* BEGIN SOURCE RECORDS *
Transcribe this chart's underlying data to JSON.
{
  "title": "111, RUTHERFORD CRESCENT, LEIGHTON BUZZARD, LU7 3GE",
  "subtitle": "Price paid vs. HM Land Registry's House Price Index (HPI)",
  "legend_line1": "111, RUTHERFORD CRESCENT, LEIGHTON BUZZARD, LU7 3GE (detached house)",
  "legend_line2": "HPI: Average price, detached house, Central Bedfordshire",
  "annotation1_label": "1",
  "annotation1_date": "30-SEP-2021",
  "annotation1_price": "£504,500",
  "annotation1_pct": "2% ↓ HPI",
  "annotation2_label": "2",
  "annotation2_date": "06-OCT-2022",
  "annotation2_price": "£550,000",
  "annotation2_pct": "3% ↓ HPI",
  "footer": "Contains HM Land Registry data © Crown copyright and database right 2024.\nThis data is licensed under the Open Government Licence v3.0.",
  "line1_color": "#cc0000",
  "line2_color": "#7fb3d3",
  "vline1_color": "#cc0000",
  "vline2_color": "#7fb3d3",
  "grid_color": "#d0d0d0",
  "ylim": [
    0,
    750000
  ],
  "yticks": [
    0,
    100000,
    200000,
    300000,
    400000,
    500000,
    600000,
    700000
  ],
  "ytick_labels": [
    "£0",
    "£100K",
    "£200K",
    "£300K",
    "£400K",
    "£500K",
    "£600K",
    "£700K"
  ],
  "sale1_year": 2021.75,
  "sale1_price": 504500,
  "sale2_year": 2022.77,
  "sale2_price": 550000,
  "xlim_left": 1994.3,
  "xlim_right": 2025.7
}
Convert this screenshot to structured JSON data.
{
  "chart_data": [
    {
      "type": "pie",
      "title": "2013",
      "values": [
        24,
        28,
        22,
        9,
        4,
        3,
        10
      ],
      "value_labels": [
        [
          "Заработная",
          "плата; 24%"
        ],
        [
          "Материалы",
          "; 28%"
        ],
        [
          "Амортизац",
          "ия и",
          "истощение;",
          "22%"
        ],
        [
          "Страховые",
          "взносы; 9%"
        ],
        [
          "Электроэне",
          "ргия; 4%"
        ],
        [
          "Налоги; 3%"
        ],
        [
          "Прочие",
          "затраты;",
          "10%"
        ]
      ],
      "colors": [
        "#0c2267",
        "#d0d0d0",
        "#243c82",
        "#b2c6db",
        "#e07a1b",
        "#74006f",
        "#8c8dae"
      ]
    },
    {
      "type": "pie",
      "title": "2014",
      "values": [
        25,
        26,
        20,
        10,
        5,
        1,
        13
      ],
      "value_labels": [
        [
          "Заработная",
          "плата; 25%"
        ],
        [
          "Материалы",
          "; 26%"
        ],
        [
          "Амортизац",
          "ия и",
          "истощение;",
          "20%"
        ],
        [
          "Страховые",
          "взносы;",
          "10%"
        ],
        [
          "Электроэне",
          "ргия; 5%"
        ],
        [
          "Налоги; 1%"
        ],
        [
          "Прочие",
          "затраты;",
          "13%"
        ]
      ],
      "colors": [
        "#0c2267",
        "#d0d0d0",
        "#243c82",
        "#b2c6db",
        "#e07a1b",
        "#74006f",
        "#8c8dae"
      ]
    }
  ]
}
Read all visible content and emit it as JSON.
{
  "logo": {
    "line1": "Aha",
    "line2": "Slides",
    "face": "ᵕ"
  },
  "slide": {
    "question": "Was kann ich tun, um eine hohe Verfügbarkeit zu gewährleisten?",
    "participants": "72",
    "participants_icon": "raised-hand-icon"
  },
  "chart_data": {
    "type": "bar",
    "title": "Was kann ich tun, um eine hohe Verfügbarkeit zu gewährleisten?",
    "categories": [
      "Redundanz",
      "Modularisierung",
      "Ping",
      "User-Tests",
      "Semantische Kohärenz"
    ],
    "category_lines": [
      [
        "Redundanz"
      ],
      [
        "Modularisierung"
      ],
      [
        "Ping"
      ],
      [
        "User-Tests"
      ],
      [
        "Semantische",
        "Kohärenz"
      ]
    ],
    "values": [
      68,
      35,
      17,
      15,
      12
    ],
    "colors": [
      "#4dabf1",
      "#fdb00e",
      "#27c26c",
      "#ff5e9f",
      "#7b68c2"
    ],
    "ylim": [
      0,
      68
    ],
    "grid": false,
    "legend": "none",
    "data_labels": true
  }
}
* END SOURCE RECORDS *
Search the entries for "CRESCENT" and copy out each line that has it.

## COMPLETE ANSWER
  "title": "111, RUTHERFORD CRESCENT, LEIGHTON BUZZARD, LU7 3GE",
  "legend_line1": "111, RUTHERFORD CRESCENT, LEIGHTON BUZZARD, LU7 3GE (detached house)",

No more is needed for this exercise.